[START DATASET CONTENT]

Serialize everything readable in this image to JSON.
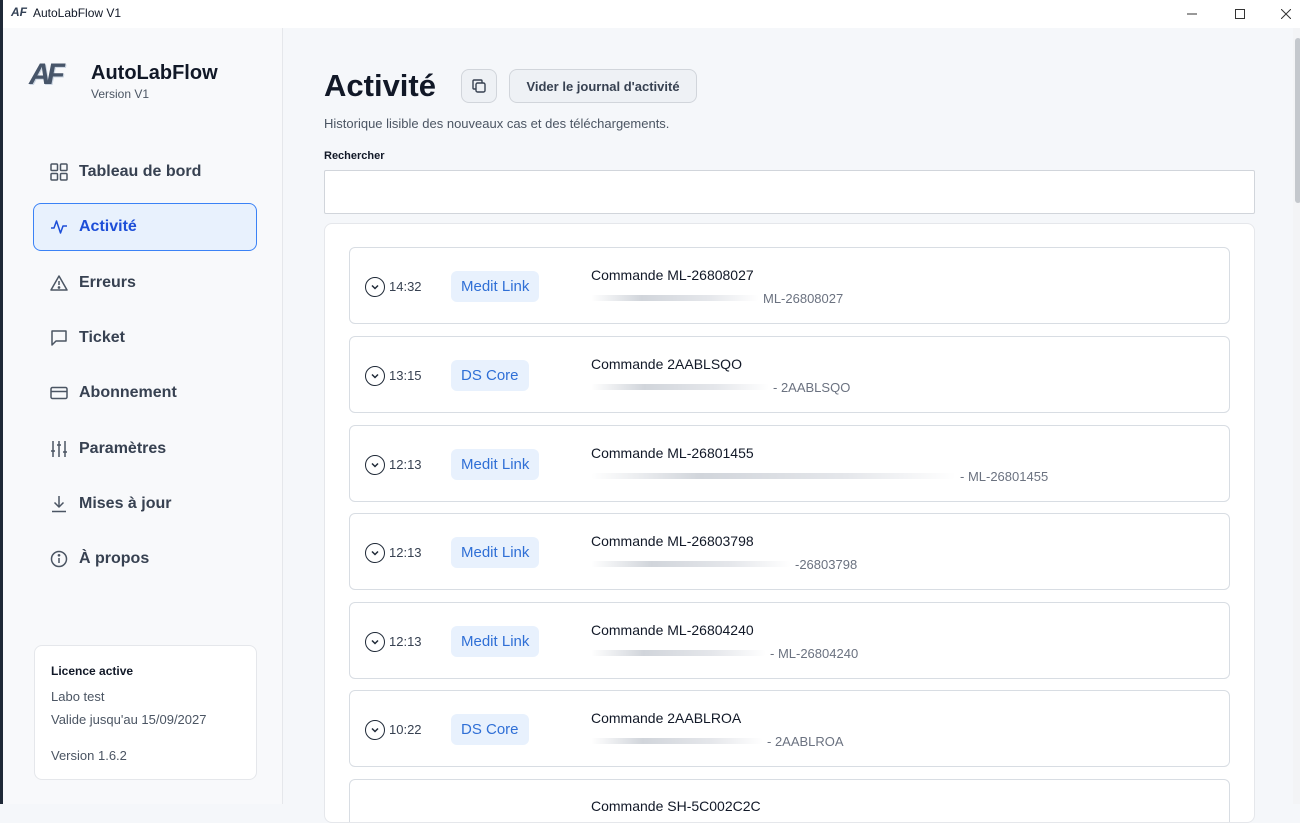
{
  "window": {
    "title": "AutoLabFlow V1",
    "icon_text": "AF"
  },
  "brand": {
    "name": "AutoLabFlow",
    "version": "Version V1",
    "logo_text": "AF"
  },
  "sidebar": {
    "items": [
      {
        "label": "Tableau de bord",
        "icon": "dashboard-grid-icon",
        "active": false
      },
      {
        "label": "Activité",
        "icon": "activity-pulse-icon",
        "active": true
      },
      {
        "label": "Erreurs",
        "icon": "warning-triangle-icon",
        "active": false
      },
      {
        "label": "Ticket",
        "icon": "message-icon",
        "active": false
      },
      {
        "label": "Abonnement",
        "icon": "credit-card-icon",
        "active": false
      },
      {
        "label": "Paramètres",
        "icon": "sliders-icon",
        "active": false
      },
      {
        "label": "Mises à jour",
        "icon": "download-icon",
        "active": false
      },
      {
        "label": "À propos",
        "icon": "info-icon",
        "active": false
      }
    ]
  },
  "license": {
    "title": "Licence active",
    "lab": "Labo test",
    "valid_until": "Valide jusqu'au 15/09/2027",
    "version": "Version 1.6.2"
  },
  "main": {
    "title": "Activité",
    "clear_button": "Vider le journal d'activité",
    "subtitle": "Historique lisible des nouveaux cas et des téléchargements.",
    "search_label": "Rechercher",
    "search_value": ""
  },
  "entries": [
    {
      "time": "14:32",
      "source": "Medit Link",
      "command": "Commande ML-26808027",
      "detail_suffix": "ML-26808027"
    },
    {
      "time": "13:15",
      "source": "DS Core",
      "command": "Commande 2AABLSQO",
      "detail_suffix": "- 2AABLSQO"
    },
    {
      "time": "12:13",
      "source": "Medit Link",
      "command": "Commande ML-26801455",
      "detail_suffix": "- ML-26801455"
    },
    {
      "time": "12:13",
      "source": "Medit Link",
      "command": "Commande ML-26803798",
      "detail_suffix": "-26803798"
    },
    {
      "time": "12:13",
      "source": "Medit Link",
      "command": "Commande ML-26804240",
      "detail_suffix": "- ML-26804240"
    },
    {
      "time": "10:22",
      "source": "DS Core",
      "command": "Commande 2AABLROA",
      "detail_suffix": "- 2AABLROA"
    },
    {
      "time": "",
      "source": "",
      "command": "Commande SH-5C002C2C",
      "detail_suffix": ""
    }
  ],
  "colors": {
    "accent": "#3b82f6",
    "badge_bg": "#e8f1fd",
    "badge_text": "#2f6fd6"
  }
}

[END DATASET CONTENT]

> [TASK REQUIREMENTS]:
Return all of the entries word for word, but omit the pictures.

> [ANSWER FOR THE TASK]:
Serialize everything readable in this image to JSON.
{
  "window": {
    "title": "AutoLabFlow V1",
    "icon_text": "AF"
  },
  "brand": {
    "name": "AutoLabFlow",
    "version": "Version V1",
    "logo_text": "AF"
  },
  "sidebar": {
    "items": [
      {
        "label": "Tableau de bord",
        "icon": "dashboard-grid-icon",
        "active": false
      },
      {
        "label": "Activité",
        "icon": "activity-pulse-icon",
        "active": true
      },
      {
        "label": "Erreurs",
        "icon": "warning-triangle-icon",
        "active": false
      },
      {
        "label": "Ticket",
        "icon": "message-icon",
        "active": false
      },
      {
        "label": "Abonnement",
        "icon": "credit-card-icon",
        "active": false
      },
      {
        "label": "Paramètres",
        "icon": "sliders-icon",
        "active": false
      },
      {
        "label": "Mises à jour",
        "icon": "download-icon",
        "active": false
      },
      {
        "label": "À propos",
        "icon": "info-icon",
        "active": false
      }
    ]
  },
  "license": {
    "title": "Licence active",
    "lab": "Labo test",
    "valid_until": "Valide jusqu'au 15/09/2027",
    "version": "Version 1.6.2"
  },
  "main": {
    "title": "Activité",
    "clear_button": "Vider le journal d'activité",
    "subtitle": "Historique lisible des nouveaux cas et des téléchargements.",
    "search_label": "Rechercher",
    "search_value": ""
  },
  "entries": [
    {
      "time": "14:32",
      "source": "Medit Link",
      "command": "Commande ML-26808027",
      "detail_suffix": "ML-26808027"
    },
    {
      "time": "13:15",
      "source": "DS Core",
      "command": "Commande 2AABLSQO",
      "detail_suffix": "- 2AABLSQO"
    },
    {
      "time": "12:13",
      "source": "Medit Link",
      "command": "Commande ML-26801455",
      "detail_suffix": "- ML-26801455"
    },
    {
      "time": "12:13",
      "source": "Medit Link",
      "command": "Commande ML-26803798",
      "detail_suffix": "-26803798"
    },
    {
      "time": "12:13",
      "source": "Medit Link",
      "command": "Commande ML-26804240",
      "detail_suffix": "- ML-26804240"
    },
    {
      "time": "10:22",
      "source": "DS Core",
      "command": "Commande 2AABLROA",
      "detail_suffix": "- 2AABLROA"
    },
    {
      "time": "",
      "source": "",
      "command": "Commande SH-5C002C2C",
      "detail_suffix": ""
    }
  ],
  "colors": {
    "accent": "#3b82f6",
    "badge_bg": "#e8f1fd",
    "badge_text": "#2f6fd6"
  }
}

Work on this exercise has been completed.